[DATA]
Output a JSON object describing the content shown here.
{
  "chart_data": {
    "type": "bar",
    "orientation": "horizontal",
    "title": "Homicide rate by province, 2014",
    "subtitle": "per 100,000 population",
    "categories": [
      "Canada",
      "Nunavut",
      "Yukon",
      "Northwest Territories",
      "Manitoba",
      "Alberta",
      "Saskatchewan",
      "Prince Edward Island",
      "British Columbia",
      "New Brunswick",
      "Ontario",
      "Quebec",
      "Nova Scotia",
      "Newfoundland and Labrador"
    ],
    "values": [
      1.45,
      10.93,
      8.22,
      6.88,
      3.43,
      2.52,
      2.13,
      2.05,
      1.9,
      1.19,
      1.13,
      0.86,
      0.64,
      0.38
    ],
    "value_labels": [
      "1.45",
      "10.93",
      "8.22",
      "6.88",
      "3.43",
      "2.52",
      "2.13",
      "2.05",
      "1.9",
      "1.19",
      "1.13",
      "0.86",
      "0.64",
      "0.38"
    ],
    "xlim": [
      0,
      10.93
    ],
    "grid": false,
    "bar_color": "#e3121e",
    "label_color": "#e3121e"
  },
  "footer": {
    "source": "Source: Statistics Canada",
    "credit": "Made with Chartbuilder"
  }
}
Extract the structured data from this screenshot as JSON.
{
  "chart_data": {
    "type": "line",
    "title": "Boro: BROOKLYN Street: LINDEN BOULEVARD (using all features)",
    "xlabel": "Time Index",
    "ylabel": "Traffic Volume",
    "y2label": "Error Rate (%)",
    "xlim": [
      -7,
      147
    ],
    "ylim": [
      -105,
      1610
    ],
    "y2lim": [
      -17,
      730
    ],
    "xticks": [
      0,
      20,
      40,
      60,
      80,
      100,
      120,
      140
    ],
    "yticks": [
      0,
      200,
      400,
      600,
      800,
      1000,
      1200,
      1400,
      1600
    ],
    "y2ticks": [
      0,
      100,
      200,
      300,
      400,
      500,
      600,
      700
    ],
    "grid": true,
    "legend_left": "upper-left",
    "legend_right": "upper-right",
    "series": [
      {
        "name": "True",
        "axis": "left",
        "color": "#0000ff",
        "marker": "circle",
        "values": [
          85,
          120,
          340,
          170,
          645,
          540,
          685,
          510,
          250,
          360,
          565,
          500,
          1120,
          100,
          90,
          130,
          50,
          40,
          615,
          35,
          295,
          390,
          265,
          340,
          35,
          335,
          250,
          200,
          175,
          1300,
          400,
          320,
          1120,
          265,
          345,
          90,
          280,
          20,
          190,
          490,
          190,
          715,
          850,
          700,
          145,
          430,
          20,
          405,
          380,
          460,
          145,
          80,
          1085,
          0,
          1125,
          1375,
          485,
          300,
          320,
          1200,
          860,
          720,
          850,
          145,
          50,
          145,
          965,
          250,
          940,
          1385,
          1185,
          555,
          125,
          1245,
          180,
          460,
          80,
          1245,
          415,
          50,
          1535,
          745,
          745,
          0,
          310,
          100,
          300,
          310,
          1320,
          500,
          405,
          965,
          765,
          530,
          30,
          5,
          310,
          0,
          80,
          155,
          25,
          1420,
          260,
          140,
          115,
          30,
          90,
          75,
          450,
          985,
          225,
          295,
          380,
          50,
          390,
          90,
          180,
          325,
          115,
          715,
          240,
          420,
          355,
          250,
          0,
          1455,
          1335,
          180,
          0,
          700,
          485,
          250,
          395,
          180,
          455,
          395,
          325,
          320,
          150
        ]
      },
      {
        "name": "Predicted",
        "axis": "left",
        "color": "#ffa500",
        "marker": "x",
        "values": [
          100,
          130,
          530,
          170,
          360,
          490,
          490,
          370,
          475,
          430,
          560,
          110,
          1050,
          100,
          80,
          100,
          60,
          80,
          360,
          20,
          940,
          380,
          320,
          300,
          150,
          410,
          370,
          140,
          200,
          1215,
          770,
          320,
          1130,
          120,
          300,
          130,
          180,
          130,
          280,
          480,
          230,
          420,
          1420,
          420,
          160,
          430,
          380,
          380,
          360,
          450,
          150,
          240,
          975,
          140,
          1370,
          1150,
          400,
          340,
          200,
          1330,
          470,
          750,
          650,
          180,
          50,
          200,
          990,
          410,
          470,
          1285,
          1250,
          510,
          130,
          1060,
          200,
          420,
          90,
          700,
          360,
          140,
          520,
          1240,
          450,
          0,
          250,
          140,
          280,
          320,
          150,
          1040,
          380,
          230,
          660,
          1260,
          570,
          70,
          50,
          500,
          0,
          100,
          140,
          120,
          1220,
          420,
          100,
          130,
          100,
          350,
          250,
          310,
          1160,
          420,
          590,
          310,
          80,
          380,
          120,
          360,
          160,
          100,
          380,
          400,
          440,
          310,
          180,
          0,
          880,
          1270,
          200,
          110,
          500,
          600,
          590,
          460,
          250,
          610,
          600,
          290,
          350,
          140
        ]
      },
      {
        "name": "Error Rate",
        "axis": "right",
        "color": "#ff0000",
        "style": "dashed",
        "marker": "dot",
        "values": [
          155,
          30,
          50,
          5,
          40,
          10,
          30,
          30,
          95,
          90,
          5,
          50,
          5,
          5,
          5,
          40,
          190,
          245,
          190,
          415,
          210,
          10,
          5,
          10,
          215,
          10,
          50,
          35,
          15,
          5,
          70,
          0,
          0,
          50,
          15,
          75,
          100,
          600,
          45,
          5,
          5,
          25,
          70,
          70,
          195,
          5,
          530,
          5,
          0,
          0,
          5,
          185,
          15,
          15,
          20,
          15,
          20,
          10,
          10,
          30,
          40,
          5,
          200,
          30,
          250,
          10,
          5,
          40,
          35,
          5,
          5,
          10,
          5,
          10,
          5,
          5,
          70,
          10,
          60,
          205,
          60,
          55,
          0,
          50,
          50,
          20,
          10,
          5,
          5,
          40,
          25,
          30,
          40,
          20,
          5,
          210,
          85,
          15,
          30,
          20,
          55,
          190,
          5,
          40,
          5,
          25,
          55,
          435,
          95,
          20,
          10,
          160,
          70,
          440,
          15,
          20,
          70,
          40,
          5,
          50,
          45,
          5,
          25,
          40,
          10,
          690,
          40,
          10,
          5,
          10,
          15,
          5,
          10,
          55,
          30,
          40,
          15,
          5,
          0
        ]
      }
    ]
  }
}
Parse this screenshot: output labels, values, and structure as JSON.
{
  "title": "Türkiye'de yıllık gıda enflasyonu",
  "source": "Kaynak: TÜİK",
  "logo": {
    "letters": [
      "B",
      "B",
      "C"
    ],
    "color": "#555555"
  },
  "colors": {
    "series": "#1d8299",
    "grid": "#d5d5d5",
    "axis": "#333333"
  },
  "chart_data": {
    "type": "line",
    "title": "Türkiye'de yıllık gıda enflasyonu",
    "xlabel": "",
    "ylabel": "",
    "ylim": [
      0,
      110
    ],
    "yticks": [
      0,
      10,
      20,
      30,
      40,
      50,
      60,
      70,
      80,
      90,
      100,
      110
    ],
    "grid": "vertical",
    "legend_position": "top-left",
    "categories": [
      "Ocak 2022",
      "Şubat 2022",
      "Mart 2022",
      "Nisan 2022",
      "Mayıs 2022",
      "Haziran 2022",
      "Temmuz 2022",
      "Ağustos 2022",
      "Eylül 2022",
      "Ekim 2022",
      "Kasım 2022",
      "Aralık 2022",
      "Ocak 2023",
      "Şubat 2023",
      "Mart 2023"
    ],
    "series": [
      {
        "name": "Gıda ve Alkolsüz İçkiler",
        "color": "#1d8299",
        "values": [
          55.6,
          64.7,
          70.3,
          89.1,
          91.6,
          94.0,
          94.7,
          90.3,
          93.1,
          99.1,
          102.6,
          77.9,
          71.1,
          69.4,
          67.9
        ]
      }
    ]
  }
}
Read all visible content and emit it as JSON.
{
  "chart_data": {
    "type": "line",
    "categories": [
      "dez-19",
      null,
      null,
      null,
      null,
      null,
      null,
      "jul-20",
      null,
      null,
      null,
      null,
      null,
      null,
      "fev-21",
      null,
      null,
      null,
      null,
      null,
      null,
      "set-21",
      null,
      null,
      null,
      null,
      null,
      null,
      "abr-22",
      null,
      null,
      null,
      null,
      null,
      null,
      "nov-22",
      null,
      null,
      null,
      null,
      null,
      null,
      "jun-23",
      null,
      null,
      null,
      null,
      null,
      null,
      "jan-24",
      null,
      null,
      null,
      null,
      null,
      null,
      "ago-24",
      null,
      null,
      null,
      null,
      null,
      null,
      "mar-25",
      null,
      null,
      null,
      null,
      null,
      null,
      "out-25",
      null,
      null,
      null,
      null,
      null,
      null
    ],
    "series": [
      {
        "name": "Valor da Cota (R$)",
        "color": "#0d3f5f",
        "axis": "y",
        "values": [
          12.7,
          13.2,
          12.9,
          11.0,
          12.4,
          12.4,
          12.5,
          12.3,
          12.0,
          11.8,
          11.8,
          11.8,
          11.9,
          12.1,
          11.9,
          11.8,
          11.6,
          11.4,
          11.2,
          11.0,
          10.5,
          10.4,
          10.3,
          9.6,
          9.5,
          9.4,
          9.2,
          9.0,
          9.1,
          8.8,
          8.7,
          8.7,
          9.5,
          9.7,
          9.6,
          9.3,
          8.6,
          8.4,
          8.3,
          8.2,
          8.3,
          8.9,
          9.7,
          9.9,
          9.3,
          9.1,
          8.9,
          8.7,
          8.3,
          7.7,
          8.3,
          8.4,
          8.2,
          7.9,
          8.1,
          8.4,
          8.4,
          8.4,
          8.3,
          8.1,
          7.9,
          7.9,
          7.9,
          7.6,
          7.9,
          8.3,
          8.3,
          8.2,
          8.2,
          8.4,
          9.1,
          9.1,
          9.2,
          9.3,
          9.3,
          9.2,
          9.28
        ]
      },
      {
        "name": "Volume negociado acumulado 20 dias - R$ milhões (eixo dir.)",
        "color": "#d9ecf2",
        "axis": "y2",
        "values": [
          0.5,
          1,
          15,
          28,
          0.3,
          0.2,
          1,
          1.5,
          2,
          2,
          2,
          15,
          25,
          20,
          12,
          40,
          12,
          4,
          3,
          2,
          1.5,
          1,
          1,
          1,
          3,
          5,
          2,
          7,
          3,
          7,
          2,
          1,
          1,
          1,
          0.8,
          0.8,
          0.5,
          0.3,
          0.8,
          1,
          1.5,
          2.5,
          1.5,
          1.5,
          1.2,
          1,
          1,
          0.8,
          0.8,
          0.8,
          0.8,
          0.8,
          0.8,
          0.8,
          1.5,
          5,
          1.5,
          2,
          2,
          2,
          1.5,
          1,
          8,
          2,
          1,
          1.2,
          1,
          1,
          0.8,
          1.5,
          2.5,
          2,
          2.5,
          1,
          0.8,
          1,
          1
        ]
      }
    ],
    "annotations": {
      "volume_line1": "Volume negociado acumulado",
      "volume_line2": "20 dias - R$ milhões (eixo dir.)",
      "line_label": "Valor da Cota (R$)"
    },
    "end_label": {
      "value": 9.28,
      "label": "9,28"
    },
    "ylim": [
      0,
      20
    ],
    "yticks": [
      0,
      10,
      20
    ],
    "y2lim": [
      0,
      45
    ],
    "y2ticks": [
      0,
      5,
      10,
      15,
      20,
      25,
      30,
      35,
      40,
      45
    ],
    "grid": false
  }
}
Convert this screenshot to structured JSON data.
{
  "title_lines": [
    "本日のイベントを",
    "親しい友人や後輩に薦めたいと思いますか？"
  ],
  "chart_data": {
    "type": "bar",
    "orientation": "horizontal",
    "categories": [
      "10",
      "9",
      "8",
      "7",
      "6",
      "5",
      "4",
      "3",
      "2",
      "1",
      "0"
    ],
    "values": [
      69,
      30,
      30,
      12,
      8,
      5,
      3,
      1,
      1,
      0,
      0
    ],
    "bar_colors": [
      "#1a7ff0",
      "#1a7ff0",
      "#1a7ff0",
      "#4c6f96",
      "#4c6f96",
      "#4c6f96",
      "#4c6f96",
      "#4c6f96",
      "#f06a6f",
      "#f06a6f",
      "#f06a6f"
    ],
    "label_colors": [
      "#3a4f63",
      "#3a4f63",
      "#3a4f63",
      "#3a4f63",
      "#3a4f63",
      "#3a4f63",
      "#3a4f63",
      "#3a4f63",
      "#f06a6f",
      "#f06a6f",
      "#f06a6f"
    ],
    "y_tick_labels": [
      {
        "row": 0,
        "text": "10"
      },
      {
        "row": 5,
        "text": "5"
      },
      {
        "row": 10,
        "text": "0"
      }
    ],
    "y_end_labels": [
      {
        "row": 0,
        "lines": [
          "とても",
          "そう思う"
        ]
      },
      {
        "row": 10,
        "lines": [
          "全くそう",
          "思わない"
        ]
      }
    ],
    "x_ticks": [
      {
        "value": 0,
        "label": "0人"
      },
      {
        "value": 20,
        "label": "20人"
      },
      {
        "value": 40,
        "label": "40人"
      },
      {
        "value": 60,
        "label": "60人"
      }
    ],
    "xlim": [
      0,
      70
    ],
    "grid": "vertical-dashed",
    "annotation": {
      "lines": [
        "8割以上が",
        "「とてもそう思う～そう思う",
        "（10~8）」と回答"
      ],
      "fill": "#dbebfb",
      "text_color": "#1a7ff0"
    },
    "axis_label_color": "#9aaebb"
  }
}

[GIVEN PROBLEM] Select the lines from the entries that include the word "content".

[RESULT]
Output a JSON object describing the content shown here.
Read all visible content and emit it as JSON.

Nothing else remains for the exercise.